Prompt. Your task is to work out how many lines in the data include the word "Model". Reply with the number alone.
★ ★ ★ ★
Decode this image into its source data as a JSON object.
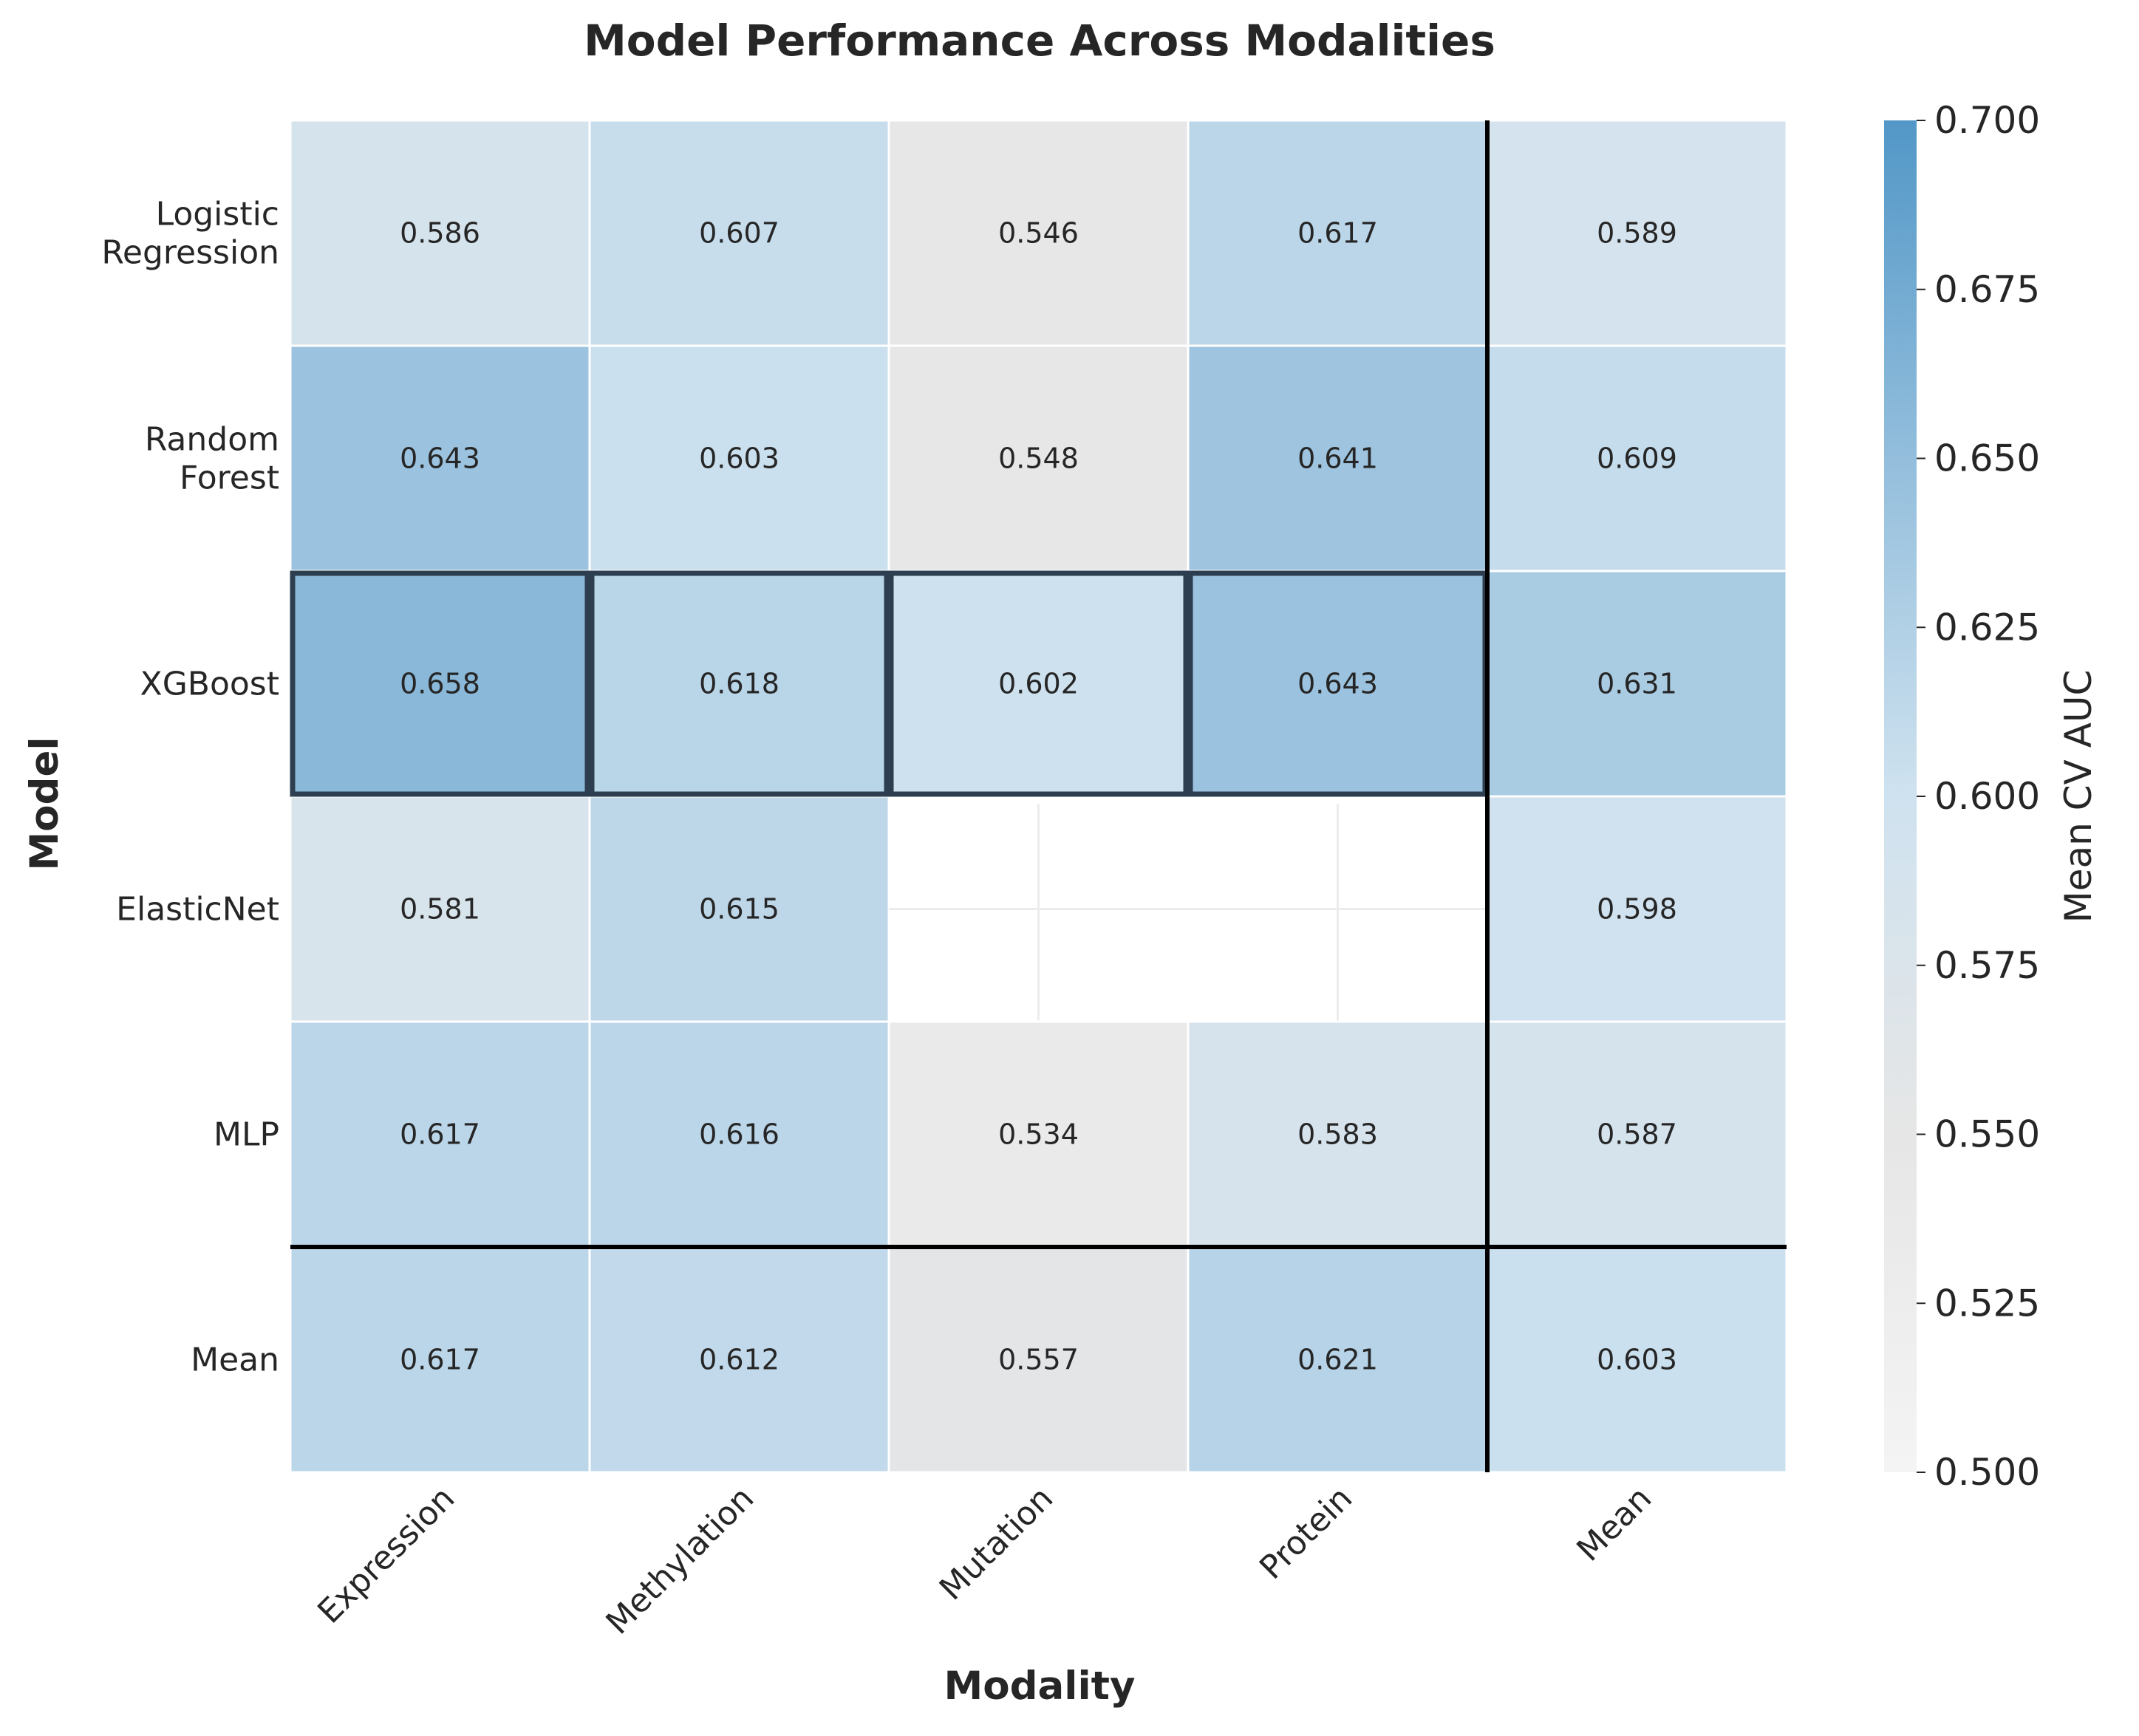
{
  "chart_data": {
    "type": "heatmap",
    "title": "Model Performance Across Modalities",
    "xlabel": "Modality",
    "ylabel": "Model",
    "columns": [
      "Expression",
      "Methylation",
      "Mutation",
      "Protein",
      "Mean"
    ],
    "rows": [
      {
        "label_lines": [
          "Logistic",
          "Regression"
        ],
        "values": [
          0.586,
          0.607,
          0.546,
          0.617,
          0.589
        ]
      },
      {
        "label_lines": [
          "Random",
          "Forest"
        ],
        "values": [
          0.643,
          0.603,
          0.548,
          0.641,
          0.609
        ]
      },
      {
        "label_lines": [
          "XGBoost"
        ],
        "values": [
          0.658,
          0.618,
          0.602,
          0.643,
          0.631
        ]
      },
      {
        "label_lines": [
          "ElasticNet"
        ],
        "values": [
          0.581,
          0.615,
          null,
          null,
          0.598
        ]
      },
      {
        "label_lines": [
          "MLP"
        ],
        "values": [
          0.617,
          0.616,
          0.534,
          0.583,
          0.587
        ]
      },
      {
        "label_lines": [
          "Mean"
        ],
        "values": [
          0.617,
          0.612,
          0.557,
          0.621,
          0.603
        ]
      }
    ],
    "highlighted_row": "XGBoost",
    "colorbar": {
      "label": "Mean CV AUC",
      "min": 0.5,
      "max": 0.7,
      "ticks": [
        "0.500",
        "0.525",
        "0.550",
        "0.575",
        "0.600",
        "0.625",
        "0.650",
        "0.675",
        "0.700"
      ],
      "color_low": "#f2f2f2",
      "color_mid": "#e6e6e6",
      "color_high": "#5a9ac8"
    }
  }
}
★ ★ ★ ★
Expected output. 2